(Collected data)

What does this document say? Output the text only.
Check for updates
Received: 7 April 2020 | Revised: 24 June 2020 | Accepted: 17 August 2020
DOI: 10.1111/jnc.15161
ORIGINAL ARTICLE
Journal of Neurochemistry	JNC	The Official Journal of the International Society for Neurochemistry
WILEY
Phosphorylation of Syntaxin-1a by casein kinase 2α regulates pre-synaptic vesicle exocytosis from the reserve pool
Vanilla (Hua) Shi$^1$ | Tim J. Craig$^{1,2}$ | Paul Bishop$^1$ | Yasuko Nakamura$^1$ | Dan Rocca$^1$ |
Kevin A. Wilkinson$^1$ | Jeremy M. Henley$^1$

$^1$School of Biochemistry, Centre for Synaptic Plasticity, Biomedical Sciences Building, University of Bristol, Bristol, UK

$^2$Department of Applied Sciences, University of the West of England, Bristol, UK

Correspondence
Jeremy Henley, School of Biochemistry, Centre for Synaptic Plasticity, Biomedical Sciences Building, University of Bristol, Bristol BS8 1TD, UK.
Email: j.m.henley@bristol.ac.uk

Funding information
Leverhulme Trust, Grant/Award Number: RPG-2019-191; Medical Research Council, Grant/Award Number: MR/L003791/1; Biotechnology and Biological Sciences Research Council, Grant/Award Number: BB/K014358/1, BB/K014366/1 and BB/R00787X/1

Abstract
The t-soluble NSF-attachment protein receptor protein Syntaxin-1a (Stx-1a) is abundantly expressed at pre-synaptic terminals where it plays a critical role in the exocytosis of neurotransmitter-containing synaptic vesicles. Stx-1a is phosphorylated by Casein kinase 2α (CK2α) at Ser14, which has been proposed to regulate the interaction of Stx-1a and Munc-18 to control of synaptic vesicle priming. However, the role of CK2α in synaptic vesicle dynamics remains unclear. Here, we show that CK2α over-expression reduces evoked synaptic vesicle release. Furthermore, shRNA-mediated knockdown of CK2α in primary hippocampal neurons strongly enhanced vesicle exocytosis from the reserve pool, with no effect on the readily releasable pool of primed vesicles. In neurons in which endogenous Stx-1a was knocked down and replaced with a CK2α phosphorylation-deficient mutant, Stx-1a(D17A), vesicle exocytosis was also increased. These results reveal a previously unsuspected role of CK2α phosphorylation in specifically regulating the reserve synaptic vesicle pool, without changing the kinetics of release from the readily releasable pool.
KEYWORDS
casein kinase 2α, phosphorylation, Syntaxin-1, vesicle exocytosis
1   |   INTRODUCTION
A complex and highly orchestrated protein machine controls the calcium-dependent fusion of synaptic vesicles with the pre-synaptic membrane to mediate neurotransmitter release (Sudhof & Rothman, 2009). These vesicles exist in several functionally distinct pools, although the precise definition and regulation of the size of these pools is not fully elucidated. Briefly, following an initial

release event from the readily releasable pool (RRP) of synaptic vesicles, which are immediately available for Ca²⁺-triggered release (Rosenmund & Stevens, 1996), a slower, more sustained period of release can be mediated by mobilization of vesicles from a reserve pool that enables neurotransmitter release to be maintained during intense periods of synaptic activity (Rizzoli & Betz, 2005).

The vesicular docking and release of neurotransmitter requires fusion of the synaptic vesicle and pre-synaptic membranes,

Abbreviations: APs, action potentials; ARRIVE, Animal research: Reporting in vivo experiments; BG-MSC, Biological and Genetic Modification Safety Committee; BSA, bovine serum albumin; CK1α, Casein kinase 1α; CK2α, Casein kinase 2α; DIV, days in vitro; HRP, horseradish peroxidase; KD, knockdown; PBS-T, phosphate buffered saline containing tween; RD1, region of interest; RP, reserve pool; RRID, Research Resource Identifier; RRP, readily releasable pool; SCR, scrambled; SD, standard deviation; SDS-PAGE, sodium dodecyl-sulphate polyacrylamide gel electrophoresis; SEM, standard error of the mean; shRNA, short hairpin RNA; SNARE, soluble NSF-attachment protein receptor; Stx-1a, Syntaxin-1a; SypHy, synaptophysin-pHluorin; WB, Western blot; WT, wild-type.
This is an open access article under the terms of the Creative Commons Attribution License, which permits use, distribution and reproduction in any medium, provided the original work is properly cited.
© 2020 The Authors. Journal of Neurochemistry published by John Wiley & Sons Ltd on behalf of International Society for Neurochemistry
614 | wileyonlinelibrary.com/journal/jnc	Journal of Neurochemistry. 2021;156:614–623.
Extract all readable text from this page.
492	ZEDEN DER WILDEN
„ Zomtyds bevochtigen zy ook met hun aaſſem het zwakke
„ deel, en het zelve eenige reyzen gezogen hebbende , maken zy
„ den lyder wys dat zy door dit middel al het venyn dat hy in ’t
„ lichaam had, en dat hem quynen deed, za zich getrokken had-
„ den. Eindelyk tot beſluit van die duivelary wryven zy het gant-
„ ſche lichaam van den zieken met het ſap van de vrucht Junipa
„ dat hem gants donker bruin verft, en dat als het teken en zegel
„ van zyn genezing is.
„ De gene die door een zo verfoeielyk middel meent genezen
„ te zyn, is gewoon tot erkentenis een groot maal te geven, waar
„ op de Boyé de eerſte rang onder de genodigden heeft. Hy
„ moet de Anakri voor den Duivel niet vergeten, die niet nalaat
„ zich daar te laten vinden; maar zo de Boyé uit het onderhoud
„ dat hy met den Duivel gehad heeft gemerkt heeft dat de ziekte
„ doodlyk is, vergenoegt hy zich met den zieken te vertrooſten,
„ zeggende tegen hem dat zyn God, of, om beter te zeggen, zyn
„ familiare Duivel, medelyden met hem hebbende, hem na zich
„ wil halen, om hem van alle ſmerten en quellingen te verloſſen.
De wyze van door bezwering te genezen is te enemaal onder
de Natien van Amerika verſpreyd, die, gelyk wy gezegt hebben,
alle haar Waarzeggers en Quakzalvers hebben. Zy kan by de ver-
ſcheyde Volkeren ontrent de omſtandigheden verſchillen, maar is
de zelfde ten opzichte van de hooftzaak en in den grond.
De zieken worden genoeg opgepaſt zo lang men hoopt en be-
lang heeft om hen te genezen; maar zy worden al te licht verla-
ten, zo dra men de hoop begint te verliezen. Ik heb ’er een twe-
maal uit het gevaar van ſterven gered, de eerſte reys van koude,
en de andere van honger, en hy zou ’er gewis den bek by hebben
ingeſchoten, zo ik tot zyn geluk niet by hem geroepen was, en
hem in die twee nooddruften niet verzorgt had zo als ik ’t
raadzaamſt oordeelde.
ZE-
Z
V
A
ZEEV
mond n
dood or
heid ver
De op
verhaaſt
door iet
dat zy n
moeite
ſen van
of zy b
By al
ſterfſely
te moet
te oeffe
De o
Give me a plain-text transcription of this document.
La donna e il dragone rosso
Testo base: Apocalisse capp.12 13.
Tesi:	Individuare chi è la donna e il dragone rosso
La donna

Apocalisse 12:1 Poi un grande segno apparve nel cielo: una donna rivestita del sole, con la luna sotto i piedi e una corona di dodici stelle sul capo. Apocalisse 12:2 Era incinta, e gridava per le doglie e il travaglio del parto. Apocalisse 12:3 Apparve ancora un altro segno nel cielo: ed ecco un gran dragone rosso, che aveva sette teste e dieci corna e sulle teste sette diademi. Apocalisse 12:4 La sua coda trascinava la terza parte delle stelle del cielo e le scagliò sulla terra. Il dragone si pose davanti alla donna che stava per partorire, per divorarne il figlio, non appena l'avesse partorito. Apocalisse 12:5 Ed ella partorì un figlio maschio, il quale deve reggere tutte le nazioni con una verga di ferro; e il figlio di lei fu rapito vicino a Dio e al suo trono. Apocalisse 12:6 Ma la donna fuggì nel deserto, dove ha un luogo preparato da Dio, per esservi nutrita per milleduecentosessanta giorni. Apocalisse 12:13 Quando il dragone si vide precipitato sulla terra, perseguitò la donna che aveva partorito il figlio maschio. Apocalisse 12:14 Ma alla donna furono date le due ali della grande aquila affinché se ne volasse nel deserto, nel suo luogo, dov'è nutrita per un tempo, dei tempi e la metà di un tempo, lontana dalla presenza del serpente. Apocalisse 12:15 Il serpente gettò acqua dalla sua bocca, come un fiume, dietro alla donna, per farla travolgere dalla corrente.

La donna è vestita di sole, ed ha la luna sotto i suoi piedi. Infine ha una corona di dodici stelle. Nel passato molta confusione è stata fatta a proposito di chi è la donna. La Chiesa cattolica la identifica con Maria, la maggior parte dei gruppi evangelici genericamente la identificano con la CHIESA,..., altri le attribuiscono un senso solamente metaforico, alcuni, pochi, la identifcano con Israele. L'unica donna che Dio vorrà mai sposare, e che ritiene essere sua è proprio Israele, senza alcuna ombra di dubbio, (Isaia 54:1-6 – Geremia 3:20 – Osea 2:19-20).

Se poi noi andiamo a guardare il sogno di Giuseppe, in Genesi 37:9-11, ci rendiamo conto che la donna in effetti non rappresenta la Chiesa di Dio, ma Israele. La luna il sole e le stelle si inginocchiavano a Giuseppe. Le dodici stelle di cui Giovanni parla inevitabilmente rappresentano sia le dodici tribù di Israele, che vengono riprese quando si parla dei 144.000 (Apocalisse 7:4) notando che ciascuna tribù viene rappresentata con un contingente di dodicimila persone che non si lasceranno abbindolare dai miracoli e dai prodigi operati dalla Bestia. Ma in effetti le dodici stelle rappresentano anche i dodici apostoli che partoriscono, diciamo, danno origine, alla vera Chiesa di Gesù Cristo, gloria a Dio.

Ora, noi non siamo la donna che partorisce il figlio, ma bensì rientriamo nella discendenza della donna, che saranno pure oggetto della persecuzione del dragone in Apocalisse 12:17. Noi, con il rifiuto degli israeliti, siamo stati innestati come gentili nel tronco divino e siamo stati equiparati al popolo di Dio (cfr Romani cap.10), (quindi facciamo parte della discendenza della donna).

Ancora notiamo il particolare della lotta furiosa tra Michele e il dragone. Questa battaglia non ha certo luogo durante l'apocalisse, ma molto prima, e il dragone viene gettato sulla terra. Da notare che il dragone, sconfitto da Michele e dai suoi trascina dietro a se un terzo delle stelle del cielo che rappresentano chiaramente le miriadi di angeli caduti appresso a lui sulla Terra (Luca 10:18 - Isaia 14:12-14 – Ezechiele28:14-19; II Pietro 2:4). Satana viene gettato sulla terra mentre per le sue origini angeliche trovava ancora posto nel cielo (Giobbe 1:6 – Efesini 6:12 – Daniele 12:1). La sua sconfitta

WHAT YOU NEED TO DO. Whenever a line in the data holds "hebbende", copy that line.

EXERCISE SOLUTION.
„ deel, en het zelve eenige reyzen gezogen hebbende , maken zy
„ familiare Duivel, medelyden met hem hebbende, hem na zich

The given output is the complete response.